TEXT TO READ:
#####

The notion is stridently opposed in Germany, but EU leaders are due next week to adopt plans for a permanent bailout fund. Mr Juncker seems to be saying this is an unturned stone in the drive to rekindle confidence in the euro and its beleaguered members.

In doing so there seems to be an implicit message here that efforts already under way are not up to that mountainous task. That also explains the clamour to increase the €750 billion fund, something that Berlin also opposes.

How would E-bonds work?

The basic concept is simple enough, the objective being to make borrowing cheaper for highly-indebted countries. On the flipside, however, borrowing would become more costly for countries such as Germany with top-ranked credit ratings.

Mr Juncker and Mr Tremonti said that jointly-sold securities could cover as much as half of the borrowing of euro area governments.

They would deal with German opposition to subsidies for the fiscally weak – the “fiscal union” that Berlin dreads – by converting the paper of countries with higher budget deficits into E-bonds at a discount.

Economics commissioner extols the intellectual attractions of the idea, but it is non-runner without German support.

And German opposition came quickly yesterday as Chancellor Angela Merkel said the concept was beyond the scope of the current EU treaties.

There was more than a little impatience too when her finance minister Wolfgang Schauble arrived in the Belgian capital to meet his counterparts.

“We should also give the markets time to realise what we are doing, instead of opening the next discussion [as soon as] we make a decision,” he said. “We can’t have a new debate every week.”

Oh yes they can, the kernel of the problem being that nothing done to date has doused the flames.

#####

STORED DATA:
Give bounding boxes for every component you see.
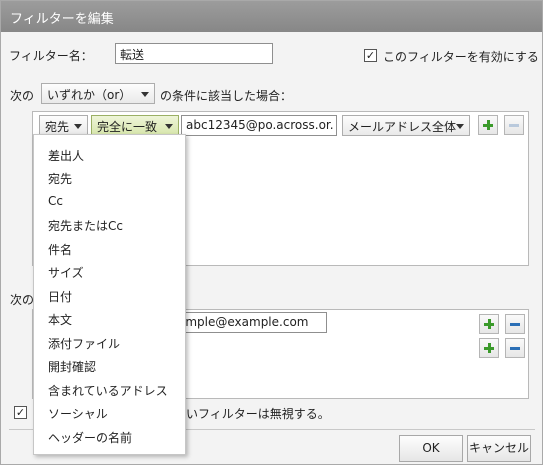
condition-field-dropdown[interactable]: 宛先	[39, 115, 88, 136]
chevron-down-icon	[456, 124, 464, 129]
menu-item-to-or-cc[interactable]: 宛先またはCc	[48, 217, 123, 234]
add-condition-button[interactable]	[478, 115, 498, 135]
menu-item-size[interactable]: サイズ	[48, 264, 84, 281]
ignore-lower-filters-checkbox[interactable]: ✓	[14, 406, 27, 419]
menu-item-contained-address[interactable]: 含まれているアドレス	[48, 382, 168, 399]
condition-value-input[interactable]: abc12345@po.across.or.	[181, 115, 337, 136]
condition-operator-dropdown[interactable]: 完全に一致	[91, 115, 179, 136]
filter-name-label: フィルター名：	[9, 49, 93, 63]
menu-item-subject[interactable]: 件名	[48, 241, 72, 258]
enable-filter-checkbox[interactable]: ✓	[364, 49, 377, 62]
enable-filter-label: このフィルターを有効にする	[383, 50, 539, 64]
forward-address-input[interactable]: ample@example.com	[173, 312, 327, 333]
menu-item-attachment[interactable]: 添付ファイル	[48, 335, 120, 352]
condition-scope-value: メールアドレス全体	[348, 120, 457, 134]
condition-field-value: 宛先	[45, 120, 70, 134]
remove-condition-button[interactable]	[504, 115, 524, 135]
menu-item-body[interactable]: 本文	[48, 311, 72, 328]
match-mode-value: いずれか（or）	[47, 88, 132, 102]
menu-item-to[interactable]: 宛先	[48, 170, 72, 187]
chevron-down-icon	[141, 92, 149, 97]
field-dropdown-menu: 差出人 宛先 Cc 宛先またはCc 件名 サイズ 日付 本文 添付ファイル 開封…	[33, 134, 186, 455]
menu-item-read-receipt[interactable]: 開封確認	[48, 358, 96, 375]
chevron-down-icon	[74, 124, 82, 129]
condition-suffix: の条件に該当した場合：	[160, 89, 293, 103]
add-action-button-2[interactable]	[479, 338, 499, 358]
condition-scope-dropdown[interactable]: メールアドレス全体	[342, 115, 470, 136]
menu-item-date[interactable]: 日付	[48, 288, 72, 305]
remove-action-button-2[interactable]	[505, 338, 525, 358]
menu-item-header-name[interactable]: ヘッダーの名前	[48, 429, 132, 446]
menu-item-social[interactable]: ソーシャル	[48, 405, 108, 422]
condition-operator-value: 完全に一致	[97, 120, 158, 134]
menu-item-cc[interactable]: Cc	[48, 194, 63, 208]
add-action-button[interactable]	[479, 314, 499, 334]
menu-item-from[interactable]: 差出人	[48, 147, 84, 164]
filter-name-input[interactable]: 転送	[115, 43, 273, 64]
action-label: 次の	[10, 293, 35, 307]
chevron-down-icon	[165, 124, 173, 129]
dialog-title: フィルターを編集	[1, 1, 542, 32]
ignore-lower-filters-label: 低いフィルターは無視する。	[174, 407, 330, 421]
match-mode-dropdown[interactable]: いずれか（or）	[41, 83, 155, 104]
remove-action-button[interactable]	[505, 314, 525, 334]
condition-prefix: 次の	[10, 89, 35, 103]
ok-button[interactable]: OK	[399, 435, 463, 462]
cancel-button[interactable]: キャンセル	[467, 435, 531, 462]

#####

WHAT IS BEING ASKED: Update the E-bond passage starting at "And German opposition" and ending at "doused the flames.", putting "irritation" in place of "impatience".

WRITTEN ANSWER:
And German opposition came quickly yesterday as Chancellor Angela Merkel said the concept was beyond the scope of the current EU treaties.

There was more than a little irritation too when her finance minister Wolfgang Schauble arrived in the Belgian capital to meet his counterparts.

“We should also give the markets time to realise what we are doing, instead of opening the next discussion [as soon as] we make a decision,” he said. “We can’t have a new debate every week.”

Oh yes they can, the kernel of the problem being that nothing done to date has doused the flames.